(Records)
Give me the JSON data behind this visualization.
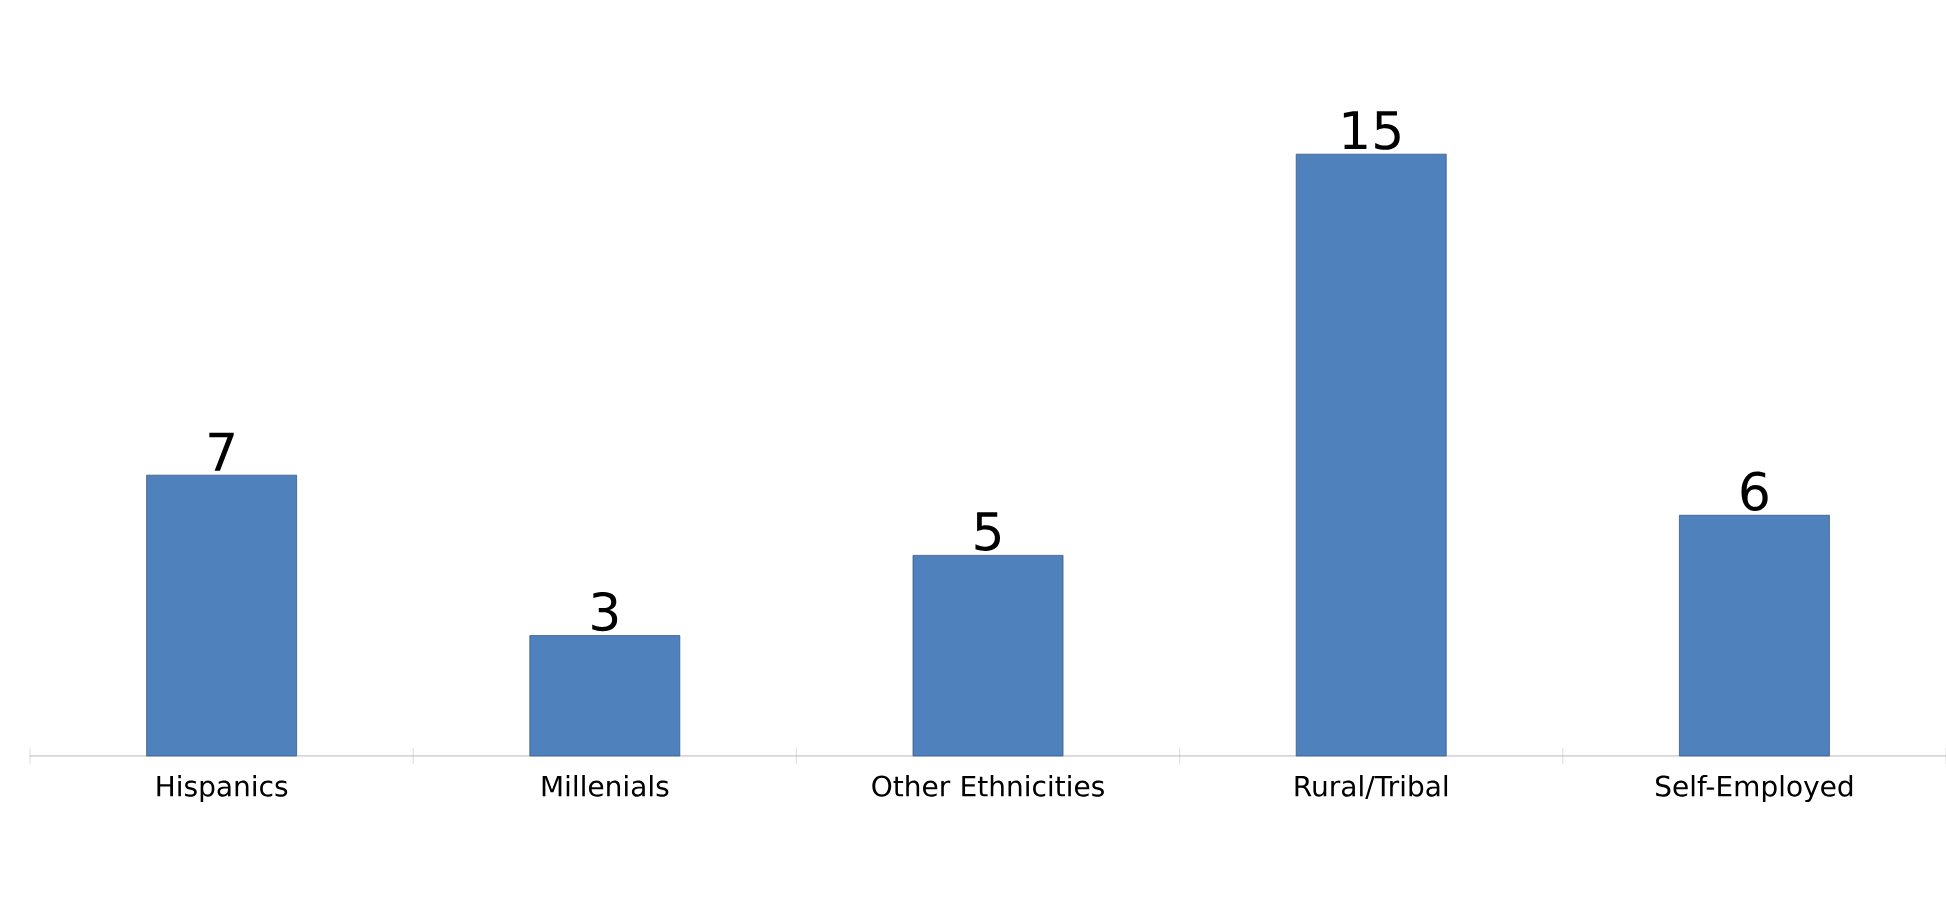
{
  "chart_data": {
    "type": "bar",
    "categories": [
      "Hispanics",
      "Millenials",
      "Other Ethnicities",
      "Rural/Tribal",
      "Self-Employed"
    ],
    "values": [
      7,
      3,
      5,
      15,
      6
    ],
    "color": "#4f81bd",
    "data_labels": true
  }
}
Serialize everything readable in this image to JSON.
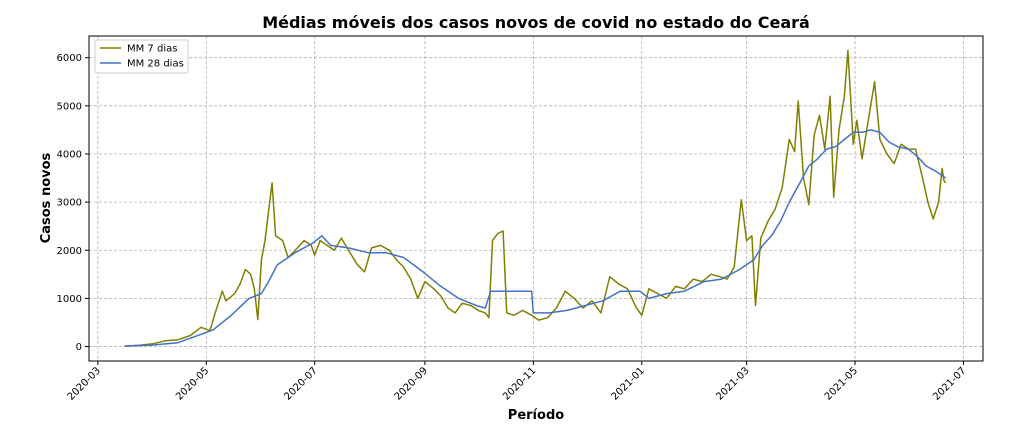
{
  "chart_data": {
    "type": "line",
    "title": "Médias móveis dos casos novos de covid no estado do Ceará",
    "xlabel": "Período",
    "ylabel": "Casos novos",
    "xlim": [
      "2020-02-25",
      "2021-07-12"
    ],
    "ylim": [
      -300,
      6450
    ],
    "grid": true,
    "legend_position": "top-left",
    "x_ticks": [
      "2020-03",
      "2020-05",
      "2020-07",
      "2020-09",
      "2020-11",
      "2021-01",
      "2021-03",
      "2021-05",
      "2021-07"
    ],
    "y_ticks": [
      0,
      1000,
      2000,
      3000,
      4000,
      5000,
      6000
    ],
    "series": [
      {
        "name": "MM 7 dias",
        "color": "#808000",
        "points": [
          [
            "2020-03-16",
            10
          ],
          [
            "2020-03-25",
            30
          ],
          [
            "2020-04-01",
            60
          ],
          [
            "2020-04-08",
            120
          ],
          [
            "2020-04-15",
            140
          ],
          [
            "2020-04-22",
            230
          ],
          [
            "2020-04-28",
            400
          ],
          [
            "2020-05-03",
            330
          ],
          [
            "2020-05-06",
            700
          ],
          [
            "2020-05-10",
            1150
          ],
          [
            "2020-05-12",
            950
          ],
          [
            "2020-05-17",
            1100
          ],
          [
            "2020-05-20",
            1300
          ],
          [
            "2020-05-23",
            1600
          ],
          [
            "2020-05-26",
            1500
          ],
          [
            "2020-05-28",
            1200
          ],
          [
            "2020-05-30",
            560
          ],
          [
            "2020-06-01",
            1800
          ],
          [
            "2020-06-03",
            2200
          ],
          [
            "2020-06-05",
            2800
          ],
          [
            "2020-06-07",
            3400
          ],
          [
            "2020-06-09",
            2300
          ],
          [
            "2020-06-13",
            2200
          ],
          [
            "2020-06-16",
            1850
          ],
          [
            "2020-06-20",
            2000
          ],
          [
            "2020-06-25",
            2200
          ],
          [
            "2020-06-29",
            2100
          ],
          [
            "2020-07-01",
            1900
          ],
          [
            "2020-07-04",
            2200
          ],
          [
            "2020-07-08",
            2100
          ],
          [
            "2020-07-12",
            2000
          ],
          [
            "2020-07-16",
            2250
          ],
          [
            "2020-07-20",
            2000
          ],
          [
            "2020-07-25",
            1700
          ],
          [
            "2020-07-29",
            1550
          ],
          [
            "2020-08-02",
            2050
          ],
          [
            "2020-08-07",
            2100
          ],
          [
            "2020-08-12",
            2000
          ],
          [
            "2020-08-16",
            1800
          ],
          [
            "2020-08-20",
            1650
          ],
          [
            "2020-08-24",
            1400
          ],
          [
            "2020-08-28",
            1000
          ],
          [
            "2020-09-01",
            1350
          ],
          [
            "2020-09-06",
            1200
          ],
          [
            "2020-09-10",
            1050
          ],
          [
            "2020-09-14",
            800
          ],
          [
            "2020-09-18",
            700
          ],
          [
            "2020-09-22",
            900
          ],
          [
            "2020-09-27",
            850
          ],
          [
            "2020-10-01",
            750
          ],
          [
            "2020-10-05",
            700
          ],
          [
            "2020-10-07",
            600
          ],
          [
            "2020-10-09",
            2200
          ],
          [
            "2020-10-12",
            2350
          ],
          [
            "2020-10-15",
            2400
          ],
          [
            "2020-10-17",
            700
          ],
          [
            "2020-10-21",
            650
          ],
          [
            "2020-10-26",
            750
          ],
          [
            "2020-10-31",
            650
          ],
          [
            "2020-11-04",
            550
          ],
          [
            "2020-11-09",
            600
          ],
          [
            "2020-11-14",
            800
          ],
          [
            "2020-11-19",
            1150
          ],
          [
            "2020-11-24",
            1000
          ],
          [
            "2020-11-29",
            800
          ],
          [
            "2020-12-04",
            950
          ],
          [
            "2020-12-09",
            700
          ],
          [
            "2020-12-14",
            1450
          ],
          [
            "2020-12-19",
            1300
          ],
          [
            "2020-12-24",
            1200
          ],
          [
            "2020-12-29",
            800
          ],
          [
            "2021-01-01",
            650
          ],
          [
            "2021-01-05",
            1200
          ],
          [
            "2021-01-10",
            1100
          ],
          [
            "2021-01-15",
            1000
          ],
          [
            "2021-01-20",
            1250
          ],
          [
            "2021-01-25",
            1200
          ],
          [
            "2021-01-30",
            1400
          ],
          [
            "2021-02-04",
            1350
          ],
          [
            "2021-02-09",
            1500
          ],
          [
            "2021-02-14",
            1450
          ],
          [
            "2021-02-18",
            1400
          ],
          [
            "2021-02-22",
            1650
          ],
          [
            "2021-02-26",
            3050
          ],
          [
            "2021-03-01",
            2200
          ],
          [
            "2021-03-04",
            2300
          ],
          [
            "2021-03-06",
            850
          ],
          [
            "2021-03-09",
            2250
          ],
          [
            "2021-03-13",
            2600
          ],
          [
            "2021-03-17",
            2850
          ],
          [
            "2021-03-21",
            3300
          ],
          [
            "2021-03-25",
            4300
          ],
          [
            "2021-03-28",
            4050
          ],
          [
            "2021-03-30",
            5100
          ],
          [
            "2021-04-02",
            3500
          ],
          [
            "2021-04-05",
            2950
          ],
          [
            "2021-04-08",
            4400
          ],
          [
            "2021-04-11",
            4800
          ],
          [
            "2021-04-14",
            4100
          ],
          [
            "2021-04-17",
            5200
          ],
          [
            "2021-04-19",
            3100
          ],
          [
            "2021-04-22",
            4500
          ],
          [
            "2021-04-25",
            5200
          ],
          [
            "2021-04-27",
            6150
          ],
          [
            "2021-04-30",
            4200
          ],
          [
            "2021-05-02",
            4700
          ],
          [
            "2021-05-05",
            3900
          ],
          [
            "2021-05-08",
            4600
          ],
          [
            "2021-05-12",
            5500
          ],
          [
            "2021-05-15",
            4300
          ],
          [
            "2021-05-19",
            4000
          ],
          [
            "2021-05-23",
            3800
          ],
          [
            "2021-05-27",
            4200
          ],
          [
            "2021-05-31",
            4100
          ],
          [
            "2021-06-04",
            4100
          ],
          [
            "2021-06-08",
            3500
          ],
          [
            "2021-06-11",
            3000
          ],
          [
            "2021-06-14",
            2650
          ],
          [
            "2021-06-17",
            3000
          ],
          [
            "2021-06-19",
            3700
          ],
          [
            "2021-06-20",
            3450
          ],
          [
            "2021-06-21",
            3400
          ]
        ]
      },
      {
        "name": "MM 28 dias",
        "color": "#4472c4",
        "points": [
          [
            "2020-03-16",
            10
          ],
          [
            "2020-03-31",
            30
          ],
          [
            "2020-04-15",
            80
          ],
          [
            "2020-04-30",
            280
          ],
          [
            "2020-05-05",
            350
          ],
          [
            "2020-05-15",
            650
          ],
          [
            "2020-05-25",
            1000
          ],
          [
            "2020-06-01",
            1100
          ],
          [
            "2020-06-05",
            1350
          ],
          [
            "2020-06-10",
            1700
          ],
          [
            "2020-06-20",
            1950
          ],
          [
            "2020-06-30",
            2150
          ],
          [
            "2020-07-05",
            2300
          ],
          [
            "2020-07-10",
            2100
          ],
          [
            "2020-07-20",
            2050
          ],
          [
            "2020-07-31",
            1950
          ],
          [
            "2020-08-10",
            1950
          ],
          [
            "2020-08-20",
            1850
          ],
          [
            "2020-08-31",
            1550
          ],
          [
            "2020-09-10",
            1250
          ],
          [
            "2020-09-20",
            1000
          ],
          [
            "2020-09-30",
            850
          ],
          [
            "2020-10-05",
            800
          ],
          [
            "2020-10-08",
            1150
          ],
          [
            "2020-10-15",
            1150
          ],
          [
            "2020-10-31",
            1150
          ],
          [
            "2020-11-01",
            700
          ],
          [
            "2020-11-10",
            700
          ],
          [
            "2020-11-20",
            750
          ],
          [
            "2020-11-30",
            850
          ],
          [
            "2020-12-10",
            950
          ],
          [
            "2020-12-20",
            1150
          ],
          [
            "2020-12-31",
            1150
          ],
          [
            "2021-01-05",
            1000
          ],
          [
            "2021-01-15",
            1100
          ],
          [
            "2021-01-25",
            1150
          ],
          [
            "2021-02-05",
            1350
          ],
          [
            "2021-02-15",
            1400
          ],
          [
            "2021-02-25",
            1600
          ],
          [
            "2021-03-05",
            1800
          ],
          [
            "2021-03-10",
            2100
          ],
          [
            "2021-03-15",
            2300
          ],
          [
            "2021-03-20",
            2600
          ],
          [
            "2021-03-25",
            3000
          ],
          [
            "2021-03-31",
            3400
          ],
          [
            "2021-04-05",
            3750
          ],
          [
            "2021-04-10",
            3900
          ],
          [
            "2021-04-15",
            4100
          ],
          [
            "2021-04-20",
            4150
          ],
          [
            "2021-04-25",
            4300
          ],
          [
            "2021-04-30",
            4450
          ],
          [
            "2021-05-05",
            4450
          ],
          [
            "2021-05-10",
            4500
          ],
          [
            "2021-05-15",
            4450
          ],
          [
            "2021-05-20",
            4250
          ],
          [
            "2021-05-25",
            4150
          ],
          [
            "2021-05-31",
            4100
          ],
          [
            "2021-06-05",
            3950
          ],
          [
            "2021-06-10",
            3750
          ],
          [
            "2021-06-15",
            3650
          ],
          [
            "2021-06-21",
            3500
          ]
        ]
      }
    ]
  }
}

Written problem
Going through the entries above, tally each line that has the word "this". Answer with the number only.

Task answer
2